> Given task
Reproduce the listing below in its entirety. Change nothing.

> Data to use
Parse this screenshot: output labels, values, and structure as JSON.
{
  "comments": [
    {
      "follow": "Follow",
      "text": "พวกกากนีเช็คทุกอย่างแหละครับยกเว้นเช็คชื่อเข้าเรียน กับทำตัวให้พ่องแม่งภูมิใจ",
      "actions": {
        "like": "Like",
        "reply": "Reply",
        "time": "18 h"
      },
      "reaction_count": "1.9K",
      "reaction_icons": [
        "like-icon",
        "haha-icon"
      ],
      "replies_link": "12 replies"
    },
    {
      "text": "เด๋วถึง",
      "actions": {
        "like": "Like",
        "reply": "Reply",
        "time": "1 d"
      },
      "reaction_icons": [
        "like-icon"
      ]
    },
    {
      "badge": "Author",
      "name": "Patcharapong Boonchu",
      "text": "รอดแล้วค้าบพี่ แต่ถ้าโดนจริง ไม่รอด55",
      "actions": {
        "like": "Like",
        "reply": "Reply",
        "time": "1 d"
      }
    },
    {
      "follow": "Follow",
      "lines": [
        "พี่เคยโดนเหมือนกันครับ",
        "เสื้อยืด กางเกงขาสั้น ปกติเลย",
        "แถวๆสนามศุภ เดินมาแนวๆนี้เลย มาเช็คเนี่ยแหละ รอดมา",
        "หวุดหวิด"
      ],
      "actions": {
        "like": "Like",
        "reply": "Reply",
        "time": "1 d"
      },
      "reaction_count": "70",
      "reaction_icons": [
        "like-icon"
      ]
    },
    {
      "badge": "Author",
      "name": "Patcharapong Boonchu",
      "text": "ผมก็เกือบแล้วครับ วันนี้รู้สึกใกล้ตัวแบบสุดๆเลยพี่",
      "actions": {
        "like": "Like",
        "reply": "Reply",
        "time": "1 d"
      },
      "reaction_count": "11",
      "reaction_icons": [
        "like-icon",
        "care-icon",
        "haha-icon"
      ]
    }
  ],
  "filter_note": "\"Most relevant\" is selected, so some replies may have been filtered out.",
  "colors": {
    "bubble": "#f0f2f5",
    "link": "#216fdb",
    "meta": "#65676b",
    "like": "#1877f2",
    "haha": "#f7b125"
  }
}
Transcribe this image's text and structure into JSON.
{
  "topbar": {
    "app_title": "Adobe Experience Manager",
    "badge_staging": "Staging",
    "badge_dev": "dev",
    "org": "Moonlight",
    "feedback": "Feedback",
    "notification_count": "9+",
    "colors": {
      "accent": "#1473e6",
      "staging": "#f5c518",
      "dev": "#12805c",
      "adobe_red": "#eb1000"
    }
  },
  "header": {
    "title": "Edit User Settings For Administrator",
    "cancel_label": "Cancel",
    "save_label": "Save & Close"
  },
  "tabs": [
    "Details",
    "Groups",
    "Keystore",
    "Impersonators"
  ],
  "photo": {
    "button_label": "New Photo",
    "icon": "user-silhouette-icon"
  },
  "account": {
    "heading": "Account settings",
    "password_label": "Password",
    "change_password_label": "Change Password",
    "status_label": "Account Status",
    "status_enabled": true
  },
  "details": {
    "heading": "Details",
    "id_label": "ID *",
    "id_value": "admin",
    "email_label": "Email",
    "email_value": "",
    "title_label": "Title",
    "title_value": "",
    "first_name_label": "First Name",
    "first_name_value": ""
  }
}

> Full response
Parse this screenshot: output labels, values, and structure as JSON.
{
  "comments": [
    {
      "follow": "Follow",
      "text": "พวกกากนีเช็คทุกอย่างแหละครับยกเว้นเช็คชื่อเข้าเรียน กับทำตัวให้พ่องแม่งภูมิใจ",
      "actions": {
        "like": "Like",
        "reply": "Reply",
        "time": "18 h"
      },
      "reaction_count": "1.9K",
      "reaction_icons": [
        "like-icon",
        "haha-icon"
      ],
      "replies_link": "12 replies"
    },
    {
      "text": "เด๋วถึง",
      "actions": {
        "like": "Like",
        "reply": "Reply",
        "time": "1 d"
      },
      "reaction_icons": [
        "like-icon"
      ]
    },
    {
      "badge": "Author",
      "name": "Patcharapong Boonchu",
      "text": "รอดแล้วค้าบพี่ แต่ถ้าโดนจริง ไม่รอด55",
      "actions": {
        "like": "Like",
        "reply": "Reply",
        "time": "1 d"
      }
    },
    {
      "follow": "Follow",
      "lines": [
        "พี่เคยโดนเหมือนกันครับ",
        "เสื้อยืด กางเกงขาสั้น ปกติเลย",
        "แถวๆสนามศุภ เดินมาแนวๆนี้เลย มาเช็คเนี่ยแหละ รอดมา",
        "หวุดหวิด"
      ],
      "actions": {
        "like": "Like",
        "reply": "Reply",
        "time": "1 d"
      },
      "reaction_count": "70",
      "reaction_icons": [
        "like-icon"
      ]
    },
    {
      "badge": "Author",
      "name": "Patcharapong Boonchu",
      "text": "ผมก็เกือบแล้วครับ วันนี้รู้สึกใกล้ตัวแบบสุดๆเลยพี่",
      "actions": {
        "like": "Like",
        "reply": "Reply",
        "time": "1 d"
      },
      "reaction_count": "11",
      "reaction_icons": [
        "like-icon",
        "care-icon",
        "haha-icon"
      ]
    }
  ],
  "filter_note": "\"Most relevant\" is selected, so some replies may have been filtered out.",
  "colors": {
    "bubble": "#f0f2f5",
    "link": "#216fdb",
    "meta": "#65676b",
    "like": "#1877f2",
    "haha": "#f7b125"
  }
}
Transcribe this image's text and structure into JSON.
{
  "topbar": {
    "app_title": "Adobe Experience Manager",
    "badge_staging": "Staging",
    "badge_dev": "dev",
    "org": "Moonlight",
    "feedback": "Feedback",
    "notification_count": "9+",
    "colors": {
      "accent": "#1473e6",
      "staging": "#f5c518",
      "dev": "#12805c",
      "adobe_red": "#eb1000"
    }
  },
  "header": {
    "title": "Edit User Settings For Administrator",
    "cancel_label": "Cancel",
    "save_label": "Save & Close"
  },
  "tabs": [
    "Details",
    "Groups",
    "Keystore",
    "Impersonators"
  ],
  "photo": {
    "button_label": "New Photo",
    "icon": "user-silhouette-icon"
  },
  "account": {
    "heading": "Account settings",
    "password_label": "Password",
    "change_password_label": "Change Password",
    "status_label": "Account Status",
    "status_enabled": true
  },
  "details": {
    "heading": "Details",
    "id_label": "ID *",
    "id_value": "admin",
    "email_label": "Email",
    "email_value": "",
    "title_label": "Title",
    "title_value": "",
    "first_name_label": "First Name",
    "first_name_value": ""
  }
}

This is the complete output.